* [Exercise directions]: Copy each line below exactly and leave the pictures out.

══════════

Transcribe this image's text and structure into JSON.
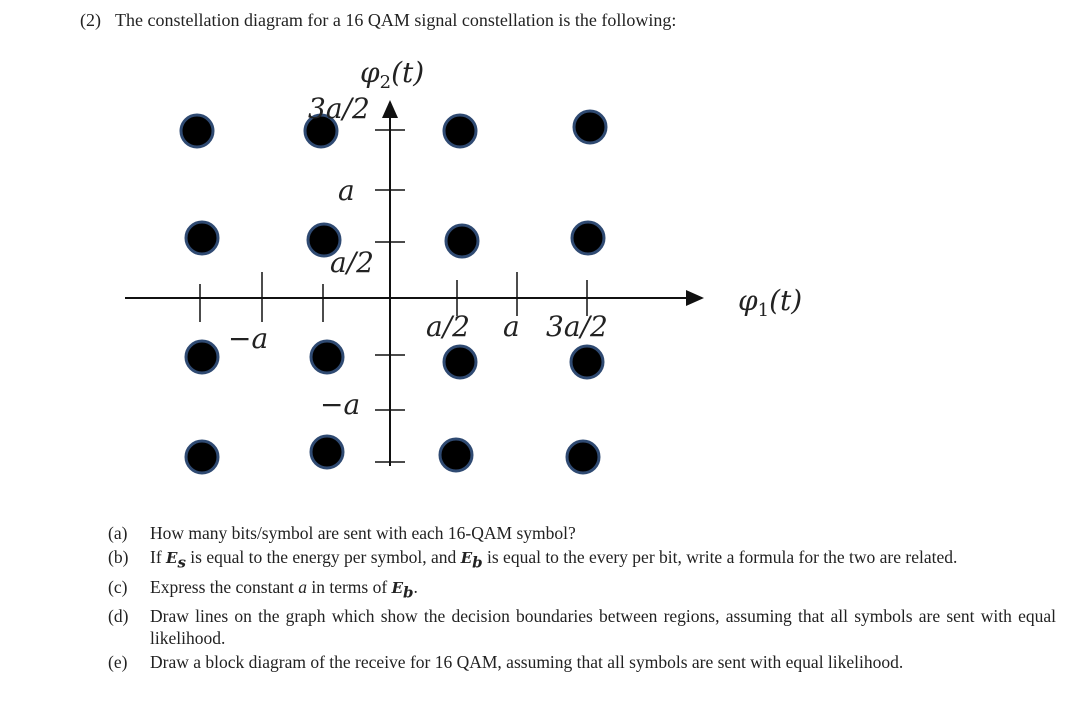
{
  "header": {
    "number": "(2)",
    "text": "The constellation diagram for a 16 QAM signal constellation is the following:"
  },
  "diagram": {
    "y_axis_label": {
      "symbol": "φ",
      "subscript": "2",
      "argument": "(t)"
    },
    "x_axis_label": {
      "symbol": "φ",
      "subscript": "1",
      "argument": "(t)"
    },
    "y_ticks": [
      "3a/2",
      "a",
      "a/2",
      "−a"
    ],
    "x_ticks": [
      "−a",
      "a/2",
      "a",
      "3a/2"
    ]
  },
  "questions": [
    {
      "label": "(a)",
      "runs": [
        "How many bits/symbol are sent with each 16-QAM symbol?"
      ]
    },
    {
      "label": "(b)",
      "runs": [
        "If ",
        "E",
        "s",
        " is equal to the energy per symbol, and ",
        "E",
        "b",
        " is equal to the every per bit, write a formula for the two are related."
      ]
    },
    {
      "label": "(c)",
      "runs": [
        "Express the constant ",
        "a",
        " in terms of ",
        "E",
        "b",
        "."
      ]
    },
    {
      "label": "(d)",
      "runs": [
        "Draw lines on the graph which show the decision boundaries between regions, assuming that all symbols are sent with equal likelihood."
      ]
    },
    {
      "label": "(e)",
      "runs": [
        "Draw a block diagram of the receive for 16 QAM, assuming that all symbols are sent with equal likelihood."
      ]
    }
  ]
}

══════════

* [Result of the exercise]:
Transcribe this image's text and structure into JSON.
{
  "header": {
    "number": "(2)",
    "text": "The constellation diagram for a 16 QAM signal constellation is the following:"
  },
  "diagram": {
    "y_axis_label": {
      "symbol": "φ",
      "subscript": "2",
      "argument": "(t)"
    },
    "x_axis_label": {
      "symbol": "φ",
      "subscript": "1",
      "argument": "(t)"
    },
    "y_ticks": [
      "3a/2",
      "a",
      "a/2",
      "−a"
    ],
    "x_ticks": [
      "−a",
      "a/2",
      "a",
      "3a/2"
    ]
  },
  "questions": [
    {
      "label": "(a)",
      "runs": [
        "How many bits/symbol are sent with each 16-QAM symbol?"
      ]
    },
    {
      "label": "(b)",
      "runs": [
        "If ",
        "E",
        "s",
        " is equal to the energy per symbol, and ",
        "E",
        "b",
        " is equal to the every per bit, write a formula for the two are related."
      ]
    },
    {
      "label": "(c)",
      "runs": [
        "Express the constant ",
        "a",
        " in terms of ",
        "E",
        "b",
        "."
      ]
    },
    {
      "label": "(d)",
      "runs": [
        "Draw lines on the graph which show the decision boundaries between regions, assuming that all symbols are sent with equal likelihood."
      ]
    },
    {
      "label": "(e)",
      "runs": [
        "Draw a block diagram of the receive for 16 QAM, assuming that all symbols are sent with equal likelihood."
      ]
    }
  ]
}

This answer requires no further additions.